### BRANO DEL DOCUMENTO
Perfino asini selvatici popolano questi luoghi, ciò fa capire
quanto siano remoti da insediamenti stabili. Presso le lagune spesso si ammirano i fenicotteri rosa, mentre sopra
i pendii dei vulcani si possono vedere volteggiare dei falchi a caccia di esemplari simili a marmotte.
In un ambiente come quello che ho cercato di descrivere
è inevitabile che ci si voglia stare il più possibile, per conoscerlo e per viverlo. La salita ad un vulcano favorisce lo
scopo e gli da un senso.
Occorre a questo punto programmare bene ogni singola
giornata considerando che non si trova acqua e che tutta
quella che serve dovrete portarvela con voi. Questo è il
motivo principale che rende difficoltosa qualsiasi salita,oltre alla quota naturalmente.
Un altro problema da non sottovalutare e quello di affrontare le salite con una giusta acclimatazione per non
incorre in problemi di mal di montagna o peggio di edema. ,con le conseguenze del caso.
Dei numerosi vulcani della catena andina il Lascar, lo vedevamo fumare fin da S.Pedro, era quello che alla fine del
2002 dava i segni più vistosi di attività. Ci era stato segnalato che nei primi quindici giorni di dicembre ne era stato
vietato l’ accesso perché vi si registravano scosse violente e si erano formate delle crepe in alto nei pressi della
vetta.Tutto questo naturalmente alimentava la nostra curiosità. Personalmente non avevo mai avuto l’ opportunità di osservare da vicino un vulcano attivo. Mi immaginavo
di poter salire fino al margine del cratere e vedere giù nella caldera ribollire il magma rosso incandescente.
######
#### ATTIVITÀ RICHIESTE
1 – Riscrivi il brano sui vulcani andini cominciando da "Dei numerosi vulcani" e terminando con "magma rosso incandescente.", e sostituisci "curiosità" con "impazienza".
2 – Prosegui il racconto del viaggio tra i vulcani andini a partire dall'ultima frase riportata nel brano.
### DATI ARCHIVIATI
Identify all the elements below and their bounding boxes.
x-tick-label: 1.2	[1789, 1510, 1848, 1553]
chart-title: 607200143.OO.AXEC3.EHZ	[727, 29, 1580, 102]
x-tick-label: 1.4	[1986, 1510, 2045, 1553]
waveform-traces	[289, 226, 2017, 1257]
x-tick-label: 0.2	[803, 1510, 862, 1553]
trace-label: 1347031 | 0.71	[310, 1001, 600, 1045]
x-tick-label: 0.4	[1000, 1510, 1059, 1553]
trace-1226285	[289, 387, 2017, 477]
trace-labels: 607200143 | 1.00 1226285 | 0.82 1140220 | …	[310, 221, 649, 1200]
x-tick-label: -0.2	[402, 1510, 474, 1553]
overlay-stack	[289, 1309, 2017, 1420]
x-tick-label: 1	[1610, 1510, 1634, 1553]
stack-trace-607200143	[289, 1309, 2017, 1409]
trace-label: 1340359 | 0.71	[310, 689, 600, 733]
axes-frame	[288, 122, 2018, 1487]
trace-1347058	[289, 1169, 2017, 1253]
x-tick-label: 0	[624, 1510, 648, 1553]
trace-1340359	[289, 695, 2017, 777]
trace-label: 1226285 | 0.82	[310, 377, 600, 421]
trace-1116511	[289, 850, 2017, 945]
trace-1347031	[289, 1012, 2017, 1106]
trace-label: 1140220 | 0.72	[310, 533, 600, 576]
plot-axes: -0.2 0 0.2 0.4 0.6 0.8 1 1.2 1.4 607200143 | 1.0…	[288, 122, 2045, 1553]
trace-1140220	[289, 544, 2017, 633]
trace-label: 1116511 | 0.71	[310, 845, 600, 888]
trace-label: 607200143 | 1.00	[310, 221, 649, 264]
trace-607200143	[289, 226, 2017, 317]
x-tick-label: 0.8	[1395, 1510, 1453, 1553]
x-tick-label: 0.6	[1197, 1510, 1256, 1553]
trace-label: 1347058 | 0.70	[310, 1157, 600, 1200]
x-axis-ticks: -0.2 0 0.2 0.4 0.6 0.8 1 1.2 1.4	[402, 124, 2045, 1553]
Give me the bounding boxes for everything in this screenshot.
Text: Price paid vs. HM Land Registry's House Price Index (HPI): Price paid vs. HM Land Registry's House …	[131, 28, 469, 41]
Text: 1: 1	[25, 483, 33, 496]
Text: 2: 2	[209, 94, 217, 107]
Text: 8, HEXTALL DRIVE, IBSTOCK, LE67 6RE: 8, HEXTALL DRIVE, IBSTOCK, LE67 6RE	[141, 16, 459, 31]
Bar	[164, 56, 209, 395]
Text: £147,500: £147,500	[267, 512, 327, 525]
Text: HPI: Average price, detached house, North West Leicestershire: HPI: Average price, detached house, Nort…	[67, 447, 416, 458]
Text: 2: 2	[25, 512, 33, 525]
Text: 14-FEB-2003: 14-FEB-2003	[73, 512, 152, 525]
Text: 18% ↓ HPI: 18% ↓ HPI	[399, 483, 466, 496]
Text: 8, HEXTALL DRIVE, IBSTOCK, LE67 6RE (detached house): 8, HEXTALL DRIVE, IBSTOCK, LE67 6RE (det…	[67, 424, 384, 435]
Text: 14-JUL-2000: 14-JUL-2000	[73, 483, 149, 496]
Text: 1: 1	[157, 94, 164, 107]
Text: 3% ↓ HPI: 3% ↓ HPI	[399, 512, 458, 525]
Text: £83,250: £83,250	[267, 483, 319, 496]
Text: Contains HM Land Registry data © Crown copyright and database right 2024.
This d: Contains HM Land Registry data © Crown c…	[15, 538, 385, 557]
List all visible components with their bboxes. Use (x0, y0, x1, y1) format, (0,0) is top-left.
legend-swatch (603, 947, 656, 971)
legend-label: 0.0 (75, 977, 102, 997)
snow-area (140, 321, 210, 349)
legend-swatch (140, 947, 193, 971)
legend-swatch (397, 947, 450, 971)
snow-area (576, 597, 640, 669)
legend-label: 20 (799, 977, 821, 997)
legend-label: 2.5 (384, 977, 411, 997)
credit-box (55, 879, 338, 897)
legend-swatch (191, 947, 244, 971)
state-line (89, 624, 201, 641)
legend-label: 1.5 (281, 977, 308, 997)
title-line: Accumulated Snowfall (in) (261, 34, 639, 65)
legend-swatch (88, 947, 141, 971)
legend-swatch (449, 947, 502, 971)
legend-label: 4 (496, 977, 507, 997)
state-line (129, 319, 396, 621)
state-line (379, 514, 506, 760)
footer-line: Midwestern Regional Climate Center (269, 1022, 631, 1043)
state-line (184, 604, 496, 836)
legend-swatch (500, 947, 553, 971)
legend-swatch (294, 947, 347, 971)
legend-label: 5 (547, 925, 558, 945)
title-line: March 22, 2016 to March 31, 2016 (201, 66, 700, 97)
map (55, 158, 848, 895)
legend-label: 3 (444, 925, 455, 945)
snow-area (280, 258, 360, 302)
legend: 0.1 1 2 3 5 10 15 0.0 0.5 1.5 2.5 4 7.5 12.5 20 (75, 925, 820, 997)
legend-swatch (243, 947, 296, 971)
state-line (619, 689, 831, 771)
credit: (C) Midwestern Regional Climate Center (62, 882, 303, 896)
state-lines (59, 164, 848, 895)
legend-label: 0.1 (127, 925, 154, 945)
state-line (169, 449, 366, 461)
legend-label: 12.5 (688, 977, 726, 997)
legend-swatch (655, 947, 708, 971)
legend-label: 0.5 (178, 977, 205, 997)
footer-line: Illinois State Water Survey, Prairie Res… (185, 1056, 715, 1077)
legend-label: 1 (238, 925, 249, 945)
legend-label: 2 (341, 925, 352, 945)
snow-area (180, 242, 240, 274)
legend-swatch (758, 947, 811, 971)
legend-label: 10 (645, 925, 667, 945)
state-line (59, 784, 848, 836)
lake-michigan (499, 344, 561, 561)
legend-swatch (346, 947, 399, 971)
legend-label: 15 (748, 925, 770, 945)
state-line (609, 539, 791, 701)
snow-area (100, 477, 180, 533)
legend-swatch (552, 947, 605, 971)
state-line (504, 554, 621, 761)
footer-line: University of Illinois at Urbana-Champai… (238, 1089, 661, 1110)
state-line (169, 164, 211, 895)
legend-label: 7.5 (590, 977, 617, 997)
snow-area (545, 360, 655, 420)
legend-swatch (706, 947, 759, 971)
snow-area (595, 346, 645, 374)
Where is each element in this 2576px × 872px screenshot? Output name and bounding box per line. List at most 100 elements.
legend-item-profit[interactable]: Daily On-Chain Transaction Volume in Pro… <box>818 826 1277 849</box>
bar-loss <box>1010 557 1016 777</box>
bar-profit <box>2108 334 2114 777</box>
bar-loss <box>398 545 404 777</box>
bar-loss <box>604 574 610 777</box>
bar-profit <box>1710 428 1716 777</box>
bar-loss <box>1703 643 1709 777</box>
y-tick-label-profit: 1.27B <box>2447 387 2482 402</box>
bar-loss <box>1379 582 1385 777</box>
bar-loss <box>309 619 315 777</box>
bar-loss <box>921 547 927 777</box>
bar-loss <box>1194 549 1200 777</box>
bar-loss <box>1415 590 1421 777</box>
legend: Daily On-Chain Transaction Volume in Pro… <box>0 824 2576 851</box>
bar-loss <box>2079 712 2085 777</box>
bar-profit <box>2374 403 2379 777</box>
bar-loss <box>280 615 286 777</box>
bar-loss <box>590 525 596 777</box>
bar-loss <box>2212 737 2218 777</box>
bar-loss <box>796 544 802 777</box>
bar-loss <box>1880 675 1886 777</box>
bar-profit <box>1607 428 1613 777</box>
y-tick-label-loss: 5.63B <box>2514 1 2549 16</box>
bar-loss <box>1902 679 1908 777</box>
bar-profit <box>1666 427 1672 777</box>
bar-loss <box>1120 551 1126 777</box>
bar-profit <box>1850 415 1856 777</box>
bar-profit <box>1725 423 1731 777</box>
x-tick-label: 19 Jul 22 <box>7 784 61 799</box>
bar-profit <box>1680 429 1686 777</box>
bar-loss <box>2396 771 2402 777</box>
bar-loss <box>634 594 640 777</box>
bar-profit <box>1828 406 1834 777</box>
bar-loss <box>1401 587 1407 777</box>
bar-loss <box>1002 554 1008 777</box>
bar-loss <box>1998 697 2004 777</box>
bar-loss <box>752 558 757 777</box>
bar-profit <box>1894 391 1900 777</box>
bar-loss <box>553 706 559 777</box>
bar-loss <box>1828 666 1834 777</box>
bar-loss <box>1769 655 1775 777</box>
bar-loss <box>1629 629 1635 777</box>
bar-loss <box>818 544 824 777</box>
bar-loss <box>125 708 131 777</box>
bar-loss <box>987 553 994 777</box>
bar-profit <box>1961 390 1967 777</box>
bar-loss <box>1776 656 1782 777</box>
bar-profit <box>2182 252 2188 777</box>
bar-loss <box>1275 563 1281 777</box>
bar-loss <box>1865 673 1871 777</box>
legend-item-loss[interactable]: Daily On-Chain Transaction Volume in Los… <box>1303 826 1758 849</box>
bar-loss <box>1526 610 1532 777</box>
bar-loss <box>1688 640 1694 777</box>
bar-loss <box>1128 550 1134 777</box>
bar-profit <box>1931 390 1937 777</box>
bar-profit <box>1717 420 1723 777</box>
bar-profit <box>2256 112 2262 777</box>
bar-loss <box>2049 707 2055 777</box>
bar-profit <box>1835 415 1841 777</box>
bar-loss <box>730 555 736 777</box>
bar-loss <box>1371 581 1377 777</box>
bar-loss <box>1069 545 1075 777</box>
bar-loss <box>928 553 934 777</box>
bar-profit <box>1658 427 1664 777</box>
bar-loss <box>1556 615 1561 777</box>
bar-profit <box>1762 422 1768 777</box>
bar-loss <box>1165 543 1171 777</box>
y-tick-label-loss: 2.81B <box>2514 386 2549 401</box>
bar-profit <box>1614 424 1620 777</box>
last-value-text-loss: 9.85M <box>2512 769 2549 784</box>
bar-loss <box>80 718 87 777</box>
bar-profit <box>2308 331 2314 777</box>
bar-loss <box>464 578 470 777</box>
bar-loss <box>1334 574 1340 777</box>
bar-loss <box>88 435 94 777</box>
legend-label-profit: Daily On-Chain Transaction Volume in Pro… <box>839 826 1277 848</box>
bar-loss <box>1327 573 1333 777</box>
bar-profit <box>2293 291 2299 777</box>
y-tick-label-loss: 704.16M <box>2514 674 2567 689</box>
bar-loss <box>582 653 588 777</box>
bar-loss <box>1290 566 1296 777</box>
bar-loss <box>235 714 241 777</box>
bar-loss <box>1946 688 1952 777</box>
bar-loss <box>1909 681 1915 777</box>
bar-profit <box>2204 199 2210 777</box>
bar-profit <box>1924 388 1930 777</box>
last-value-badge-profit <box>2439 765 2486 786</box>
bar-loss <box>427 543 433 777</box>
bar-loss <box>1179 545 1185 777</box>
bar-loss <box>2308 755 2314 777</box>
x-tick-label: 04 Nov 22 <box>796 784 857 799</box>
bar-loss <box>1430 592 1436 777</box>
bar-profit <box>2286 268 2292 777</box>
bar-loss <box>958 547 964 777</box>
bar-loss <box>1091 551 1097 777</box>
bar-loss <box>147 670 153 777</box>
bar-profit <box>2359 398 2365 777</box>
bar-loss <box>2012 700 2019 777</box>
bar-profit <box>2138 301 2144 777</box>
######
#### RISPOSTE ALLE ATTIVITÀ
1 –
Dei numerosi vulcani della catena andina il Lascar, lo vedevamo fumare fin da S.Pedro, era quello che alla fine del
2002 dava i segni più vistosi di attività. Ci era stato segnalato che nei primi quindici giorni di dicembre ne era stato
vietato l’ accesso perché vi si registravano scosse violente e si erano formate delle crepe in alto nei pressi della
vetta.Tutto questo naturalmente alimentava la nostra impazienza. Personalmente non avevo mai avuto l’ opportunità di osservare da vicino un vulcano attivo. Mi immaginavo
di poter salire fino al margine del cratere e vedere giù nella caldera ribollire il magma rosso incandescente.

2 –
Decidemmo di salire il Lascar.La sua quota,5.400 m al cratere e 5.600 m in vetta era alla portata di una salita in giornata visto che si potevano raggiungere i 4.500m con i fuoristrada.
Da S.Pedro si raggiunge la base del Lascar in tre ore di auto. L’ ultimo tratto di viaggio è stupendo per la ricchezza
e la varietà dei colori della natura e per quel senso di mistero che emanano le terre selvagge, lontane dal mondo
abitato. Giunti alla base del Lascar, il grande pennacchio
bianco che esce dalla sua bocca incute un certo rispetto
e vi farà chiedere se è proprio il caso di salire fin lassù.
I dubbi lasciano il posto al desiderio di conoscere e si inizia a salire.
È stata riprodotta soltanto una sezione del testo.